__Problem details__
Pick out all lines of the entries that include the word "through" and copy them.
———
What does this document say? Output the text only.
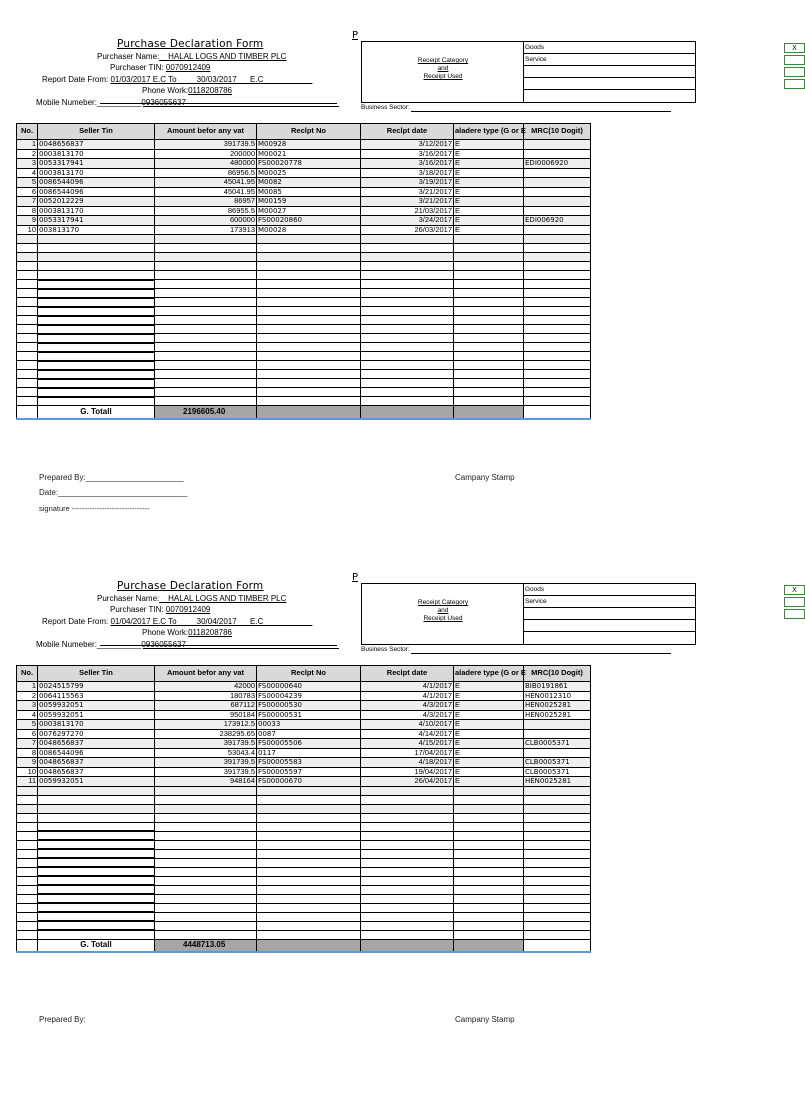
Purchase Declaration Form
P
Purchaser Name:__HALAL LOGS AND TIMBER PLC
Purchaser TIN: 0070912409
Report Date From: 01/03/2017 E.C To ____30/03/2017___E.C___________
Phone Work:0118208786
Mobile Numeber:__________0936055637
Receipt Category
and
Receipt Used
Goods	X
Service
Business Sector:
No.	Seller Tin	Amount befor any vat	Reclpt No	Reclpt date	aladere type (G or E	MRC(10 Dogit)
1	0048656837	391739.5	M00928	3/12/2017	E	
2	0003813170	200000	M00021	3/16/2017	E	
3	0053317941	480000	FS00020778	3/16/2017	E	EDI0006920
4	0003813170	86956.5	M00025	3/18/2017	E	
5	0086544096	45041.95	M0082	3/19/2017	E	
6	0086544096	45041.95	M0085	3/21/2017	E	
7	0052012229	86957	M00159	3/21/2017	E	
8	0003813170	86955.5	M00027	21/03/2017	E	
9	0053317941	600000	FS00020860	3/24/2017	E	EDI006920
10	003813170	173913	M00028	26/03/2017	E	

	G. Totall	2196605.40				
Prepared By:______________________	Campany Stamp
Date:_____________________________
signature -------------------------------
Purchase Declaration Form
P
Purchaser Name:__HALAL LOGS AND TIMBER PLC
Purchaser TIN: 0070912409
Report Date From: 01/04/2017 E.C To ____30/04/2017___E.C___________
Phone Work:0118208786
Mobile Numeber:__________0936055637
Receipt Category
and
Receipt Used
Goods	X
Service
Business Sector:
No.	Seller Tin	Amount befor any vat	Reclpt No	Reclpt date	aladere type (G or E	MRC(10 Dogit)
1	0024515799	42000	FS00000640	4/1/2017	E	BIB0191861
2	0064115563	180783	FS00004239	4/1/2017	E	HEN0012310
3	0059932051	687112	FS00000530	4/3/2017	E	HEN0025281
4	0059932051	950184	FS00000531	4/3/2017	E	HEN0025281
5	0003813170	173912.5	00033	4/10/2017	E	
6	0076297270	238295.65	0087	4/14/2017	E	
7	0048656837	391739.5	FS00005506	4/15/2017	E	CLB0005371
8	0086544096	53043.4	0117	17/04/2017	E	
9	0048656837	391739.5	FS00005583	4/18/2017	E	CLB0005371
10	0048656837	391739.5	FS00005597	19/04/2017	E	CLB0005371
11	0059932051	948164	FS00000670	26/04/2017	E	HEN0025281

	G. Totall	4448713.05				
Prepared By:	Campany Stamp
———
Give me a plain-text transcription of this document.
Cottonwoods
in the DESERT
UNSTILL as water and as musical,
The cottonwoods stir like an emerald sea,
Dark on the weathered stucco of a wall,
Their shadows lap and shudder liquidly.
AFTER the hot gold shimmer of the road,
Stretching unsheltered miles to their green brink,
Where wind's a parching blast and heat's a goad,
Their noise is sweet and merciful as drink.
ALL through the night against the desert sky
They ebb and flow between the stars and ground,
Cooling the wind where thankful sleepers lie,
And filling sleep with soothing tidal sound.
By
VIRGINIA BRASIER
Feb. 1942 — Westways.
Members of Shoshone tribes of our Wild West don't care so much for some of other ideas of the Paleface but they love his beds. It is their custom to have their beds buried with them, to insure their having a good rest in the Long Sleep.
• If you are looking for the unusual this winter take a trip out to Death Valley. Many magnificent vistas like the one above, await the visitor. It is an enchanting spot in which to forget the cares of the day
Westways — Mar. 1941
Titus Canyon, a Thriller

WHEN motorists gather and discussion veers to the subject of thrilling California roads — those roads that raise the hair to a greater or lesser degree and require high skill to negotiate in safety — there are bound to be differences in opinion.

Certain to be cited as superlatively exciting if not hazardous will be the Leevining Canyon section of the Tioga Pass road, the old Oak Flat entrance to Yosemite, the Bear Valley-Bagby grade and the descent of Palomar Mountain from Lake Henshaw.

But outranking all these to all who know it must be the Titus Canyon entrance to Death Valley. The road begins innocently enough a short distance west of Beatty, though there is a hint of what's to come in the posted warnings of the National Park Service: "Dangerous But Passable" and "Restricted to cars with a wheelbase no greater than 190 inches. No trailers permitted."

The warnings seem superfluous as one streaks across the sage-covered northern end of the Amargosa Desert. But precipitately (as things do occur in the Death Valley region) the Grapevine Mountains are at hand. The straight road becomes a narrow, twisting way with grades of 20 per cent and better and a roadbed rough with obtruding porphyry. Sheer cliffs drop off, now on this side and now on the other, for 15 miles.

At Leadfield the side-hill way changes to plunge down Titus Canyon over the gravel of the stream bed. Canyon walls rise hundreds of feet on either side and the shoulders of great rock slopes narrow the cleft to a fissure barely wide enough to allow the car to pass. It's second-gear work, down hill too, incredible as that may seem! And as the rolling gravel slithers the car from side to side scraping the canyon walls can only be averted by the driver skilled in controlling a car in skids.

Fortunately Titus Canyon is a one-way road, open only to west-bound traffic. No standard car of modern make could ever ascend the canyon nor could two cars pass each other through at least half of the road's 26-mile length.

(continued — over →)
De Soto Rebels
———
__Answer to this task__
ALL through the night against the desert sky
Fortunately Titus Canyon is a one-way road, open only to west-bound traffic. No standard car of modern make could ever ascend the canyon nor could two cars pass each other through at least half of the road's 26-mile length.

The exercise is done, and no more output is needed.